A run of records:

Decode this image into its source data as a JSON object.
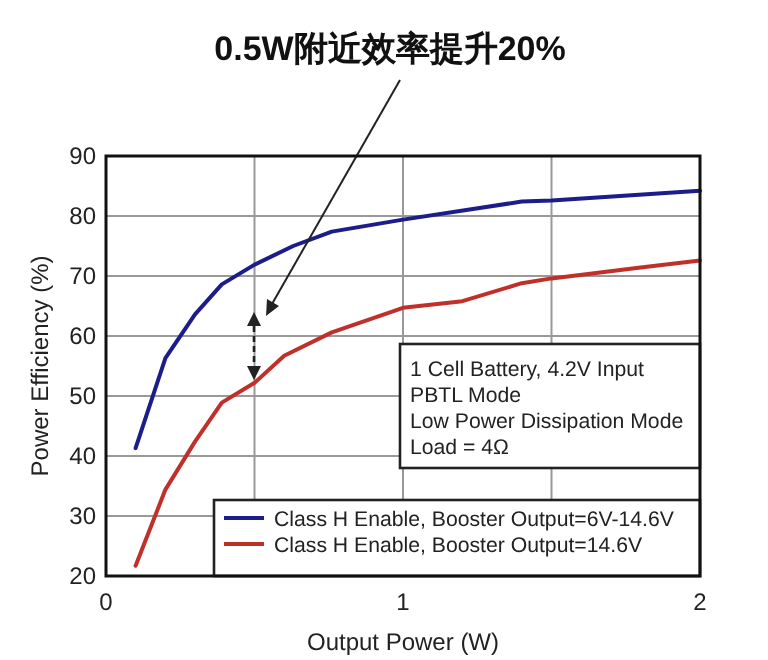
{
  "chart_data": {
    "type": "line",
    "title": "0.5W附近效率提升20%",
    "xlabel": "Output Power (W)",
    "ylabel": "Power Efficiency (%)",
    "xlim": [
      0,
      2
    ],
    "ylim": [
      20,
      90
    ],
    "xticks": [
      0,
      {
        "value": 0.5,
        "label": null
      },
      1,
      {
        "value": 1.5,
        "label": null
      },
      2
    ],
    "yticks": [
      20,
      30,
      40,
      50,
      60,
      70,
      80,
      90
    ],
    "grid": true,
    "legend": "bottom right",
    "line_style": "solid",
    "marker": "none",
    "annotations": [
      "1 Cell Battery, 4.2V Input",
      "PBTL Mode",
      "Low Power Dissipation Mode",
      "Load = 4Ω"
    ],
    "series": [
      {
        "name": "Class H Enable, Booster Output=6V-14.6V",
        "color": "#1c1c8a",
        "x": [
          0.1,
          0.2,
          0.3,
          0.39,
          0.5,
          0.63,
          0.76,
          1.0,
          1.4,
          1.5,
          2.0
        ],
        "values": [
          41.3,
          56.3,
          63.6,
          68.6,
          71.9,
          75,
          77.4,
          79.4,
          82.4,
          82.6,
          84.2
        ]
      },
      {
        "name": "Class H Enable, Booster Output=14.6V",
        "color": "#c0302a",
        "x": [
          0.1,
          0.2,
          0.3,
          0.39,
          0.5,
          0.6,
          0.76,
          1.0,
          1.2,
          1.4,
          1.5,
          1.8,
          2.0
        ],
        "values": [
          21.7,
          34.4,
          42.4,
          48.9,
          52.2,
          56.7,
          60.6,
          64.7,
          65.8,
          68.8,
          69.6,
          71.4,
          72.6
        ]
      }
    ]
  }
}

- [Given exercise]
Every record must be copied exactly, with images dropped from the result.

- [Worked solution]
Decode this image into its source data as a JSON object.
{
  "chart_data": {
    "type": "line",
    "title": "0.5W附近效率提升20%",
    "xlabel": "Output Power (W)",
    "ylabel": "Power Efficiency (%)",
    "xlim": [
      0,
      2
    ],
    "ylim": [
      20,
      90
    ],
    "xticks": [
      0,
      {
        "value": 0.5,
        "label": null
      },
      1,
      {
        "value": 1.5,
        "label": null
      },
      2
    ],
    "yticks": [
      20,
      30,
      40,
      50,
      60,
      70,
      80,
      90
    ],
    "grid": true,
    "legend": "bottom right",
    "line_style": "solid",
    "marker": "none",
    "annotations": [
      "1 Cell Battery, 4.2V Input",
      "PBTL Mode",
      "Low Power Dissipation Mode",
      "Load = 4Ω"
    ],
    "series": [
      {
        "name": "Class H Enable, Booster Output=6V-14.6V",
        "color": "#1c1c8a",
        "x": [
          0.1,
          0.2,
          0.3,
          0.39,
          0.5,
          0.63,
          0.76,
          1.0,
          1.4,
          1.5,
          2.0
        ],
        "values": [
          41.3,
          56.3,
          63.6,
          68.6,
          71.9,
          75,
          77.4,
          79.4,
          82.4,
          82.6,
          84.2
        ]
      },
      {
        "name": "Class H Enable, Booster Output=14.6V",
        "color": "#c0302a",
        "x": [
          0.1,
          0.2,
          0.3,
          0.39,
          0.5,
          0.6,
          0.76,
          1.0,
          1.2,
          1.4,
          1.5,
          1.8,
          2.0
        ],
        "values": [
          21.7,
          34.4,
          42.4,
          48.9,
          52.2,
          56.7,
          60.6,
          64.7,
          65.8,
          68.8,
          69.6,
          71.4,
          72.6
        ]
      }
    ]
  }
}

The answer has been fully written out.